*Given instruction:* Rewrite the stretch from the start of the material through the line containing "omanis-input-cell[interactable] (1303, 520, 1407, 558)", replacing every "table-row" with "data-row" and keeping everything else unchanged.

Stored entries
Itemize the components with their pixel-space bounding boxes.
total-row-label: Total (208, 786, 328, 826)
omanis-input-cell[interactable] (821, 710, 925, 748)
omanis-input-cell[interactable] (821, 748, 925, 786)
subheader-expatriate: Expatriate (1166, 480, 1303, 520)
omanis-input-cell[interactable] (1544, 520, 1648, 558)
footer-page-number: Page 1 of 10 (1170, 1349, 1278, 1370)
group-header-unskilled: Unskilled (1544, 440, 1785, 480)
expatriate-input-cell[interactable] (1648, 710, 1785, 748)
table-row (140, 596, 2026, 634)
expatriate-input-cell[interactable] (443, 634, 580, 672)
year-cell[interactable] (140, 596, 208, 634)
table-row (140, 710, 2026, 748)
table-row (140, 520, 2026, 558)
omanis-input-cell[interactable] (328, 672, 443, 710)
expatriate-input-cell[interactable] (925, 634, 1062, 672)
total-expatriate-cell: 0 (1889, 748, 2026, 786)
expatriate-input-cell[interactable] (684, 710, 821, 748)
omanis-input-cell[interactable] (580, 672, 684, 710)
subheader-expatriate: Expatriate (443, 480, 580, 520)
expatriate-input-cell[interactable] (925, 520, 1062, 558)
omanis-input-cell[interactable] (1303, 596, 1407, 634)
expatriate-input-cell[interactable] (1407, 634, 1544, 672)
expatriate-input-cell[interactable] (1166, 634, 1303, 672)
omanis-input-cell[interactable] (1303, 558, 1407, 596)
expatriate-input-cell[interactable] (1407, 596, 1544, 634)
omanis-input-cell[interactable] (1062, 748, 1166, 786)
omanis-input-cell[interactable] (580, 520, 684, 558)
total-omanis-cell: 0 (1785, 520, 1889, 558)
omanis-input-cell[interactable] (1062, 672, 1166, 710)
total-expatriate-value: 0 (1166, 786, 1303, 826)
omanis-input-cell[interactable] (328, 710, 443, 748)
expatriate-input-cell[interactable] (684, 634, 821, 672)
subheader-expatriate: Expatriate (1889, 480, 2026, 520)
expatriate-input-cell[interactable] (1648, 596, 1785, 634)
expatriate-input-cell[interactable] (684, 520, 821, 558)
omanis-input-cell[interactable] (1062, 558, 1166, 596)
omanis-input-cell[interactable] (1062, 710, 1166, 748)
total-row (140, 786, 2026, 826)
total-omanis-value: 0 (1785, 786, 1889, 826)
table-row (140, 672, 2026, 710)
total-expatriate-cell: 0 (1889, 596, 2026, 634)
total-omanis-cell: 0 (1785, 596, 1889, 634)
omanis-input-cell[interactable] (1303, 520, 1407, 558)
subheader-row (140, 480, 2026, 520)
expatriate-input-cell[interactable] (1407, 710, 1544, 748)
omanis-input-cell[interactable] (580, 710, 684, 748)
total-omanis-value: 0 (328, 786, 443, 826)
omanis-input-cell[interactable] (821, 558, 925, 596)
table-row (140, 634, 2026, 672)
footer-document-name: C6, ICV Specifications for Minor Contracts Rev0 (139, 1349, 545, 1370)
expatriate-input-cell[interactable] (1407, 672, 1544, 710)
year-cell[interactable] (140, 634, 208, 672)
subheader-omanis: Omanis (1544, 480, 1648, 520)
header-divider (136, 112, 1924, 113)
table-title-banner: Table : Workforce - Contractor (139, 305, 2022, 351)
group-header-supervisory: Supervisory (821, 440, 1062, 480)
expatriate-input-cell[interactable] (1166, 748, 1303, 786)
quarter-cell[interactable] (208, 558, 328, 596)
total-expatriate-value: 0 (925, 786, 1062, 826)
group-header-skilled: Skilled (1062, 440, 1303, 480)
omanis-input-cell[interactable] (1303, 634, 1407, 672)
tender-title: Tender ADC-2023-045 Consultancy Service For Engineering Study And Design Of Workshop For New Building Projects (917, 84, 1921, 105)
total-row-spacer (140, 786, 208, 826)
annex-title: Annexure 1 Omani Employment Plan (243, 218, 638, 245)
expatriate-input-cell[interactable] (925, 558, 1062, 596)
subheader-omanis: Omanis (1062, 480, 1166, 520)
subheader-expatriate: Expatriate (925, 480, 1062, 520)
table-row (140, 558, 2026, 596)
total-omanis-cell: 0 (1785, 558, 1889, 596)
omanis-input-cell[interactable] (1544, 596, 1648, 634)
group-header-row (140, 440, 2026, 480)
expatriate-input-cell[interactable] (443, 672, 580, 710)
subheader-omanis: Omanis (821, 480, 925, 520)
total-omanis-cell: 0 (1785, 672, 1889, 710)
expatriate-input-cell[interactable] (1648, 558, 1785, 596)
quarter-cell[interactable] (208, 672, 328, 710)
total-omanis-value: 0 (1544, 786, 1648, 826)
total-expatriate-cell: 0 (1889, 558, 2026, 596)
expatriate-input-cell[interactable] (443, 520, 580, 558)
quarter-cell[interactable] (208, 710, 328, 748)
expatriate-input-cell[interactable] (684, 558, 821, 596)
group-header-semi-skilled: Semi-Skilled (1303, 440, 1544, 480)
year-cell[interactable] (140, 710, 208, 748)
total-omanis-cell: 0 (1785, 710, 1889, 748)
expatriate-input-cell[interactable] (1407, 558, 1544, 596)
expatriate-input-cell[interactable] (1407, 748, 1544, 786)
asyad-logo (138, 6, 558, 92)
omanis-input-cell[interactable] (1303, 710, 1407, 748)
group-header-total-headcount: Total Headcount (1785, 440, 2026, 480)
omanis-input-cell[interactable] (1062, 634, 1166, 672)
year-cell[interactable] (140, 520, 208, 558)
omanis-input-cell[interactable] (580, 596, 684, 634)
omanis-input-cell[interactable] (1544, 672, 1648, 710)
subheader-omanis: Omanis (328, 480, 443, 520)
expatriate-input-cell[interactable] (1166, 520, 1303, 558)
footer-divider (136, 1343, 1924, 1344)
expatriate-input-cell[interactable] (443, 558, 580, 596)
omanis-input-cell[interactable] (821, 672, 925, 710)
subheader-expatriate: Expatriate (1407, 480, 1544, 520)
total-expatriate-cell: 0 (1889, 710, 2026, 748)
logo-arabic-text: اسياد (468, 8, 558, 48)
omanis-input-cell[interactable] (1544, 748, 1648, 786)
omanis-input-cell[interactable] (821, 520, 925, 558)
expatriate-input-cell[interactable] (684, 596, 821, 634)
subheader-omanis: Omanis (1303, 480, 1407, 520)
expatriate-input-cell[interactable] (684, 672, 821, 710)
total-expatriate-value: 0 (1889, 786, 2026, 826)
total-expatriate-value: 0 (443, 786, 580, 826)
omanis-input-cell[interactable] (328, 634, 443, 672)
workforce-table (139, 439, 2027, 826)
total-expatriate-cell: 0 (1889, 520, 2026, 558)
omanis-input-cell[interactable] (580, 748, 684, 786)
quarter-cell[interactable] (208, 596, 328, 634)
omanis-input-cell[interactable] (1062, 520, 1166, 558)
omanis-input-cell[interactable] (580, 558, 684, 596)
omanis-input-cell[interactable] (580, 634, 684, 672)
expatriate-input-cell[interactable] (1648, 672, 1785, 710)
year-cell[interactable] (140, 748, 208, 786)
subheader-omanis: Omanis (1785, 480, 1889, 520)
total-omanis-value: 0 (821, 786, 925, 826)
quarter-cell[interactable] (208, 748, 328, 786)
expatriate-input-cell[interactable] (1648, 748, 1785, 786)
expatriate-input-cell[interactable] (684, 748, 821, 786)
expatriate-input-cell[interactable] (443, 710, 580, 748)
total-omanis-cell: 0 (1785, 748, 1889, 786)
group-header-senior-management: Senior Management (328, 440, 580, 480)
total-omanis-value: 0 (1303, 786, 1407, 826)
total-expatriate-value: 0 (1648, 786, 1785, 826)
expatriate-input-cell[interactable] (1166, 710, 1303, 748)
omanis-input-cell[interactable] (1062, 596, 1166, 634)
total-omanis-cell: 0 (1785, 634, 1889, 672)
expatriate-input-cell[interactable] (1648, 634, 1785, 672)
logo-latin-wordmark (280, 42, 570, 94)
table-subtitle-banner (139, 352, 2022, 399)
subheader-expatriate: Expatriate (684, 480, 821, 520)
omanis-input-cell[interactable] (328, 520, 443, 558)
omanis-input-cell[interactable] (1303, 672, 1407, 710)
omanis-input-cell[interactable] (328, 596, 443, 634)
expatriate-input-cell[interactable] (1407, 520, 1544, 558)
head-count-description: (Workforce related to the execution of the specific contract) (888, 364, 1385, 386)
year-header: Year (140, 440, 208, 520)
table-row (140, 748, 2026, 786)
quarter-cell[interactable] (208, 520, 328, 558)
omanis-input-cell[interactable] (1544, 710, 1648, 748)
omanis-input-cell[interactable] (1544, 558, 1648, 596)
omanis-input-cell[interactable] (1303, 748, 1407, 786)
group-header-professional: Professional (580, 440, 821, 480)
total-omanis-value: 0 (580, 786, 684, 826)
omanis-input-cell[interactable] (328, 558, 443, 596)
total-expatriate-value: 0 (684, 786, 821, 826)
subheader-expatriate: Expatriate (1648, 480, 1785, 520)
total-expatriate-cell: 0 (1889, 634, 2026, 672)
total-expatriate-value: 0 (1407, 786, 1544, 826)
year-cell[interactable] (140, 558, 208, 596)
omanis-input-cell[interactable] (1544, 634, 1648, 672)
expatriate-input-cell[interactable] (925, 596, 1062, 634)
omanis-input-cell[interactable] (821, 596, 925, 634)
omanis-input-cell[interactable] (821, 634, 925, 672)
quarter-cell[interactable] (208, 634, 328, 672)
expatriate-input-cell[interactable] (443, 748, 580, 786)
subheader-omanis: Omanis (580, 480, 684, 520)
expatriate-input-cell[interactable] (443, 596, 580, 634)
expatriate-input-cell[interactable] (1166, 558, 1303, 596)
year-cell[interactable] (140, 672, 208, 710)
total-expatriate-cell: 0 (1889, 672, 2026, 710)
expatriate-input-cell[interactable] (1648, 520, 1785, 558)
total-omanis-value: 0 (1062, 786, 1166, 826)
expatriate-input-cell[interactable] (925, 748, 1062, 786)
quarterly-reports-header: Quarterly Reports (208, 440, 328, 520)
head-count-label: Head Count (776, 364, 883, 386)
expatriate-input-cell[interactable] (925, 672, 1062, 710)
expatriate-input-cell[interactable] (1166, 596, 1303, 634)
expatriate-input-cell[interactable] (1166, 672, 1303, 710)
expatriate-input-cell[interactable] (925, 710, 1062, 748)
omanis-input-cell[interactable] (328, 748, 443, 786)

*Exercise response:*
Itemize the components with their pixel-space bounding boxes.
total-row-label: Total (208, 786, 328, 826)
omanis-input-cell[interactable] (821, 710, 925, 748)
omanis-input-cell[interactable] (821, 748, 925, 786)
subheader-expatriate: Expatriate (1166, 480, 1303, 520)
omanis-input-cell[interactable] (1544, 520, 1648, 558)
footer-page-number: Page 1 of 10 (1170, 1349, 1278, 1370)
group-header-unskilled: Unskilled (1544, 440, 1785, 480)
expatriate-input-cell[interactable] (1648, 710, 1785, 748)
data-row (140, 596, 2026, 634)
expatriate-input-cell[interactable] (443, 634, 580, 672)
year-cell[interactable] (140, 596, 208, 634)
data-row (140, 710, 2026, 748)
data-row (140, 520, 2026, 558)
omanis-input-cell[interactable] (328, 672, 443, 710)
expatriate-input-cell[interactable] (925, 634, 1062, 672)
total-expatriate-cell: 0 (1889, 748, 2026, 786)
expatriate-input-cell[interactable] (684, 710, 821, 748)
omanis-input-cell[interactable] (580, 672, 684, 710)
subheader-expatriate: Expatriate (443, 480, 580, 520)
expatriate-input-cell[interactable] (925, 520, 1062, 558)
omanis-input-cell[interactable] (1303, 596, 1407, 634)
expatriate-input-cell[interactable] (1407, 634, 1544, 672)
expatriate-input-cell[interactable] (1166, 634, 1303, 672)
omanis-input-cell[interactable] (1303, 558, 1407, 596)
expatriate-input-cell[interactable] (1407, 596, 1544, 634)
omanis-input-cell[interactable] (1062, 748, 1166, 786)
omanis-input-cell[interactable] (580, 520, 684, 558)
total-omanis-cell: 0 (1785, 520, 1889, 558)
omanis-input-cell[interactable] (1062, 672, 1166, 710)
total-expatriate-value: 0 (1166, 786, 1303, 826)
omanis-input-cell[interactable] (328, 710, 443, 748)
expatriate-input-cell[interactable] (684, 634, 821, 672)
subheader-expatriate: Expatriate (1889, 480, 2026, 520)
expatriate-input-cell[interactable] (1648, 596, 1785, 634)
expatriate-input-cell[interactable] (684, 520, 821, 558)
omanis-input-cell[interactable] (1062, 558, 1166, 596)
omanis-input-cell[interactable] (1062, 710, 1166, 748)
total-row (140, 786, 2026, 826)
total-omanis-value: 0 (1785, 786, 1889, 826)
data-row (140, 672, 2026, 710)
total-expatriate-cell: 0 (1889, 596, 2026, 634)
total-omanis-cell: 0 (1785, 596, 1889, 634)
omanis-input-cell[interactable] (1303, 520, 1407, 558)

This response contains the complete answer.